▶ **What is required**
Count every line that has the word "Amount" in it; give no more than the number.

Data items
- - - - -

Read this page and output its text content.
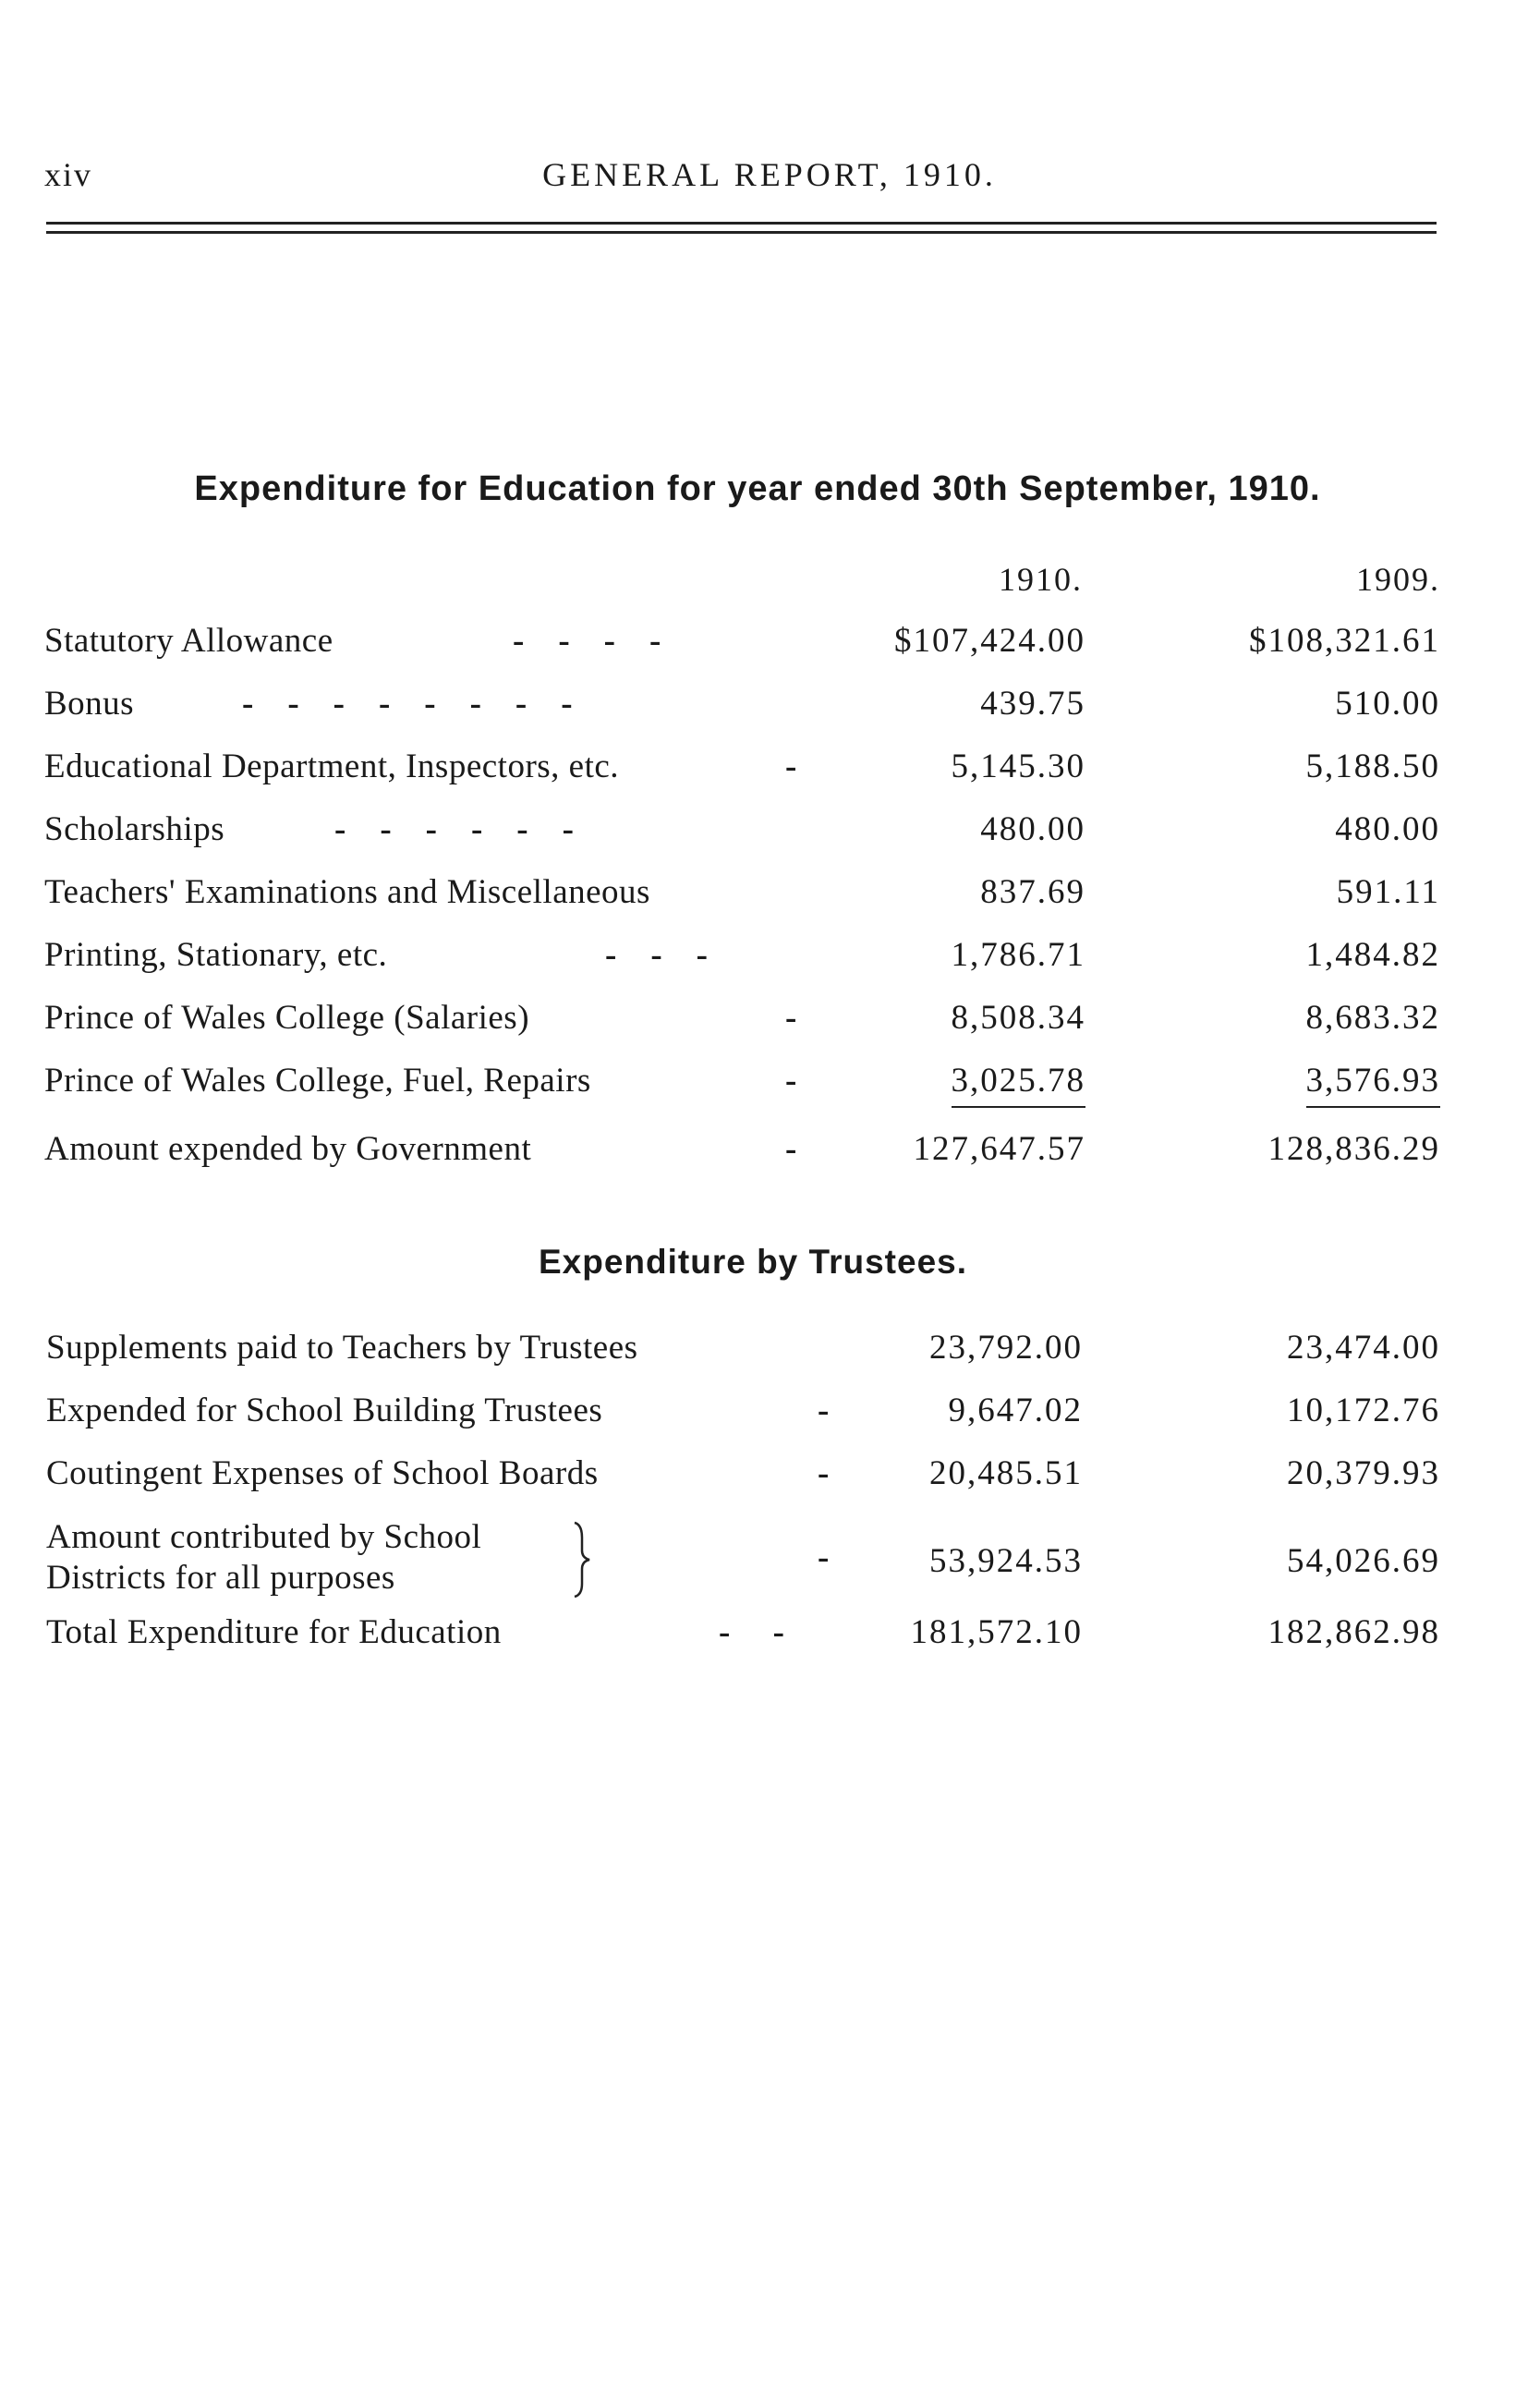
xiv	GENERAL REPORT, 1910.
Expenditure for Education for year ended 30th September, 1910.
1910.	1909.
Statutory Allowance	-    -    -    -	$107,424.00	$108,321.61
Bonus	-    -    -    -    -    -    -    -	439.75	510.00
Educational Department, Inspectors, etc.	-	5,145.30	5,188.50
Scholarships	-    -    -    -    -    -	480.00	480.00
Teachers' Examinations and Miscellaneous	837.69	591.11
Printing, Stationary, etc.	-    -    -	1,786.71	1,484.82
Prince of Wales College (Salaries)	-	8,508.34	8,683.32
Prince of Wales College, Fuel, Repairs	-	3,025.78	3,576.93
Amount expended by Government	-	127,647.57	128,836.29
Expenditure by Trustees.
Supplements paid to Teachers by Trustees	23,792.00	23,474.00
Expended for School Building Trustees	-	9,647.02	10,172.76
Coutingent Expenses of School Boards	-	20,485.51	20,379.93
Amount contributed by School
Districts for all purposes
-	53,924.53	54,026.69
Total Expenditure for Education	-     -	181,572.10	182,862.98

- - - - -

▶ **Task result**
2